_Goal_
Retype every line of the listing below with no changes at all.

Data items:
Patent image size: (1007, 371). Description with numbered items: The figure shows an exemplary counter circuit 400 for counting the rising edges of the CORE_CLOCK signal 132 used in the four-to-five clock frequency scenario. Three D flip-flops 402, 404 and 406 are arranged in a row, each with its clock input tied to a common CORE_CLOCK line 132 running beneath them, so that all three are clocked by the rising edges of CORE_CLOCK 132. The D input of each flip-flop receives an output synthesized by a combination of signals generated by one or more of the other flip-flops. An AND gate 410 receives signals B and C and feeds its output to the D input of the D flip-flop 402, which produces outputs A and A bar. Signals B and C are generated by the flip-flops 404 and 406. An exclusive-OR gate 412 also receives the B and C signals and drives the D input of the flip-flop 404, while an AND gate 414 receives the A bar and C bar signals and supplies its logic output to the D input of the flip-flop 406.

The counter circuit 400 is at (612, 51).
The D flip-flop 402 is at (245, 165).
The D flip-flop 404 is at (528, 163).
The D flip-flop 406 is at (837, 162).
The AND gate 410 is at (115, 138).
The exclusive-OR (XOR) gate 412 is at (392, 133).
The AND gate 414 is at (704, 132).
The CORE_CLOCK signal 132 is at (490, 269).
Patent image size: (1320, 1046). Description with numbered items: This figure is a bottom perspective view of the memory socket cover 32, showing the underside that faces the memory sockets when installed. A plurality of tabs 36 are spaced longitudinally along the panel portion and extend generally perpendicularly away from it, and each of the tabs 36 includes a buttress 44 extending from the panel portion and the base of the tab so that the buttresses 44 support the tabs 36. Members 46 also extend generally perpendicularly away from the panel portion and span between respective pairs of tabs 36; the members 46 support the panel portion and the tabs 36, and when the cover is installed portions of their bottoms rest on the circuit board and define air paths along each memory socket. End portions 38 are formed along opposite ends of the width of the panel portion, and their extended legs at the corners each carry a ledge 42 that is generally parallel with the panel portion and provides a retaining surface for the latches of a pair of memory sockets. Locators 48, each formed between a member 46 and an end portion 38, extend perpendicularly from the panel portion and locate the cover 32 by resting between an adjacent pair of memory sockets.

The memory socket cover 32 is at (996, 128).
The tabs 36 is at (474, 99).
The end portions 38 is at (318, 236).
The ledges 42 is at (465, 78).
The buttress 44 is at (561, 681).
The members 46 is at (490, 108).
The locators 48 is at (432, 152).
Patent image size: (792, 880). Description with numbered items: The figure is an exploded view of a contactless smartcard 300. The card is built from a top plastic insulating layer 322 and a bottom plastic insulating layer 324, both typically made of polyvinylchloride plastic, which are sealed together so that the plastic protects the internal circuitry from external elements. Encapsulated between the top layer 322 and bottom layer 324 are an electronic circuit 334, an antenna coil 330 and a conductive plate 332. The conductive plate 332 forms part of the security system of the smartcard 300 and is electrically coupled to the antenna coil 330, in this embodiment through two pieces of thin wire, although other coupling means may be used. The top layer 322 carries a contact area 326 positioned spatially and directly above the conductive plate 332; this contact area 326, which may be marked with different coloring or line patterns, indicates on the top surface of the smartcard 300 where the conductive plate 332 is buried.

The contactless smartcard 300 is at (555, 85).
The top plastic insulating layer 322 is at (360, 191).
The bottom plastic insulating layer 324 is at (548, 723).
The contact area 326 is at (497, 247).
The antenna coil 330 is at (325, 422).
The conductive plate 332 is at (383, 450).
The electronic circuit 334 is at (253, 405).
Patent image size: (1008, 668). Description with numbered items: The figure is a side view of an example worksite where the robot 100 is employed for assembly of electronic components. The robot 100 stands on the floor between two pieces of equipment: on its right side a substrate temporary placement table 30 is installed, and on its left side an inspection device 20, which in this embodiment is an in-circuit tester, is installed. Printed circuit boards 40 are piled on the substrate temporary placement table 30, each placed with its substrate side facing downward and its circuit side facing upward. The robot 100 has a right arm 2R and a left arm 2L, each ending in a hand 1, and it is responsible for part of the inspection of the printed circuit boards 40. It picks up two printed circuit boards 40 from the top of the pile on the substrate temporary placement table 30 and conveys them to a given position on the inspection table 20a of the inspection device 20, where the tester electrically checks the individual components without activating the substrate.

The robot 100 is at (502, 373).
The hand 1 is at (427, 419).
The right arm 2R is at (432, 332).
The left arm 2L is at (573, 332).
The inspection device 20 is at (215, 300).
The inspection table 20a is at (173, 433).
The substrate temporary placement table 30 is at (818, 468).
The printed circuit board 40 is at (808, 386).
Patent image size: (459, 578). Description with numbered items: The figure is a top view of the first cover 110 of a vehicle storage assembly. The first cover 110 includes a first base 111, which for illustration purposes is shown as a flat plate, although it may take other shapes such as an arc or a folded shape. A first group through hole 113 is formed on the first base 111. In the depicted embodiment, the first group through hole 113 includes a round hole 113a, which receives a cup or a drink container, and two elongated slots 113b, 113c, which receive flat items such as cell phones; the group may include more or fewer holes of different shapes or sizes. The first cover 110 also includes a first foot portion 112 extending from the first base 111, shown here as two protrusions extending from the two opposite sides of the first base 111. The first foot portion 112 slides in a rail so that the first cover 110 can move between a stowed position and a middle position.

_Completed exercise_
Patent image size: (1007, 371). Description with numbered items: The figure shows an exemplary counter circuit 400 for counting the rising edges of the CORE_CLOCK signal 132 used in the four-to-five clock frequency scenario. Three D flip-flops 402, 404 and 406 are arranged in a row, each with its clock input tied to a common CORE_CLOCK line 132 running beneath them, so that all three are clocked by the rising edges of CORE_CLOCK 132. The D input of each flip-flop receives an output synthesized by a combination of signals generated by one or more of the other flip-flops. An AND gate 410 receives signals B and C and feeds its output to the D input of the D flip-flop 402, which produces outputs A and A bar. Signals B and C are generated by the flip-flops 404 and 406. An exclusive-OR gate 412 also receives the B and C signals and drives the D input of the flip-flop 404, while an AND gate 414 receives the A bar and C bar signals and supplies its logic output to the D input of the flip-flop 406.

The counter circuit 400 is at (612, 51).
The D flip-flop 402 is at (245, 165).
The D flip-flop 404 is at (528, 163).
The D flip-flop 406 is at (837, 162).
The AND gate 410 is at (115, 138).
The exclusive-OR (XOR) gate 412 is at (392, 133).
The AND gate 414 is at (704, 132).
The CORE_CLOCK signal 132 is at (490, 269).
Patent image size: (1320, 1046). Description with numbered items: This figure is a bottom perspective view of the memory socket cover 32, showing the underside that faces the memory sockets when installed. A plurality of tabs 36 are spaced longitudinally along the panel portion and extend generally perpendicularly away from it, and each of the tabs 36 includes a buttress 44 extending from the panel portion and the base of the tab so that the buttresses 44 support the tabs 36. Members 46 also extend generally perpendicularly away from the panel portion and span between respective pairs of tabs 36; the members 46 support the panel portion and the tabs 36, and when the cover is installed portions of their bottoms rest on the circuit board and define air paths along each memory socket. End portions 38 are formed along opposite ends of the width of the panel portion, and their extended legs at the corners each carry a ledge 42 that is generally parallel with the panel portion and provides a retaining surface for the latches of a pair of memory sockets. Locators 48, each formed between a member 46 and an end portion 38, extend perpendicularly from the panel portion and locate the cover 32 by resting between an adjacent pair of memory sockets.

The memory socket cover 32 is at (996, 128).
The tabs 36 is at (474, 99).
The end portions 38 is at (318, 236).
The ledges 42 is at (465, 78).
The buttress 44 is at (561, 681).
The members 46 is at (490, 108).
The locators 48 is at (432, 152).
Patent image size: (792, 880). Description with numbered items: The figure is an exploded view of a contactless smartcard 300. The card is built from a top plastic insulating layer 322 and a bottom plastic insulating layer 324, both typically made of polyvinylchloride plastic, which are sealed together so that the plastic protects the internal circuitry from external elements. Encapsulated between the top layer 322 and bottom layer 324 are an electronic circuit 334, an antenna coil 330 and a conductive plate 332. The conductive plate 332 forms part of the security system of the smartcard 300 and is electrically coupled to the antenna coil 330, in this embodiment through two pieces of thin wire, although other coupling means may be used. The top layer 322 carries a contact area 326 positioned spatially and directly above the conductive plate 332; this contact area 326, which may be marked with different coloring or line patterns, indicates on the top surface of the smartcard 300 where the conductive plate 332 is buried.

The contactless smartcard 300 is at (555, 85).
The top plastic insulating layer 322 is at (360, 191).
The bottom plastic insulating layer 324 is at (548, 723).
The contact area 326 is at (497, 247).
The antenna coil 330 is at (325, 422).
The conductive plate 332 is at (383, 450).
The electronic circuit 334 is at (253, 405).
Patent image size: (1008, 668). Description with numbered items: The figure is a side view of an example worksite where the robot 100 is employed for assembly of electronic components. The robot 100 stands on the floor between two pieces of equipment: on its right side a substrate temporary placement table 30 is installed, and on its left side an inspection device 20, which in this embodiment is an in-circuit tester, is installed. Printed circuit boards 40 are piled on the substrate temporary placement table 30, each placed with its substrate side facing downward and its circuit side facing upward. The robot 100 has a right arm 2R and a left arm 2L, each ending in a hand 1, and it is responsible for part of the inspection of the printed circuit boards 40. It picks up two printed circuit boards 40 from the top of the pile on the substrate temporary placement table 30 and conveys them to a given position on the inspection table 20a of the inspection device 20, where the tester electrically checks the individual components without activating the substrate.

The robot 100 is at (502, 373).
The hand 1 is at (427, 419).
The right arm 2R is at (432, 332).
The left arm 2L is at (573, 332).
The inspection device 20 is at (215, 300).
The inspection table 20a is at (173, 433).
The substrate temporary placement table 30 is at (818, 468).
The printed circuit board 40 is at (808, 386).
Patent image size: (459, 578). Description with numbered items: The figure is a top view of the first cover 110 of a vehicle storage assembly. The first cover 110 includes a first base 111, which for illustration purposes is shown as a flat plate, although it may take other shapes such as an arc or a folded shape. A first group through hole 113 is formed on the first base 111. In the depicted embodiment, the first group through hole 113 includes a round hole 113a, which receives a cup or a drink container, and two elongated slots 113b, 113c, which receive flat items such as cell phones; the group may include more or fewer holes of different shapes or sizes. The first cover 110 also includes a first foot portion 112 extending from the first base 111, shown here as two protrusions extending from the two opposite sides of the first base 111. The first foot portion 112 slides in a rail so that the first cover 110 can move between a stowed position and a middle position.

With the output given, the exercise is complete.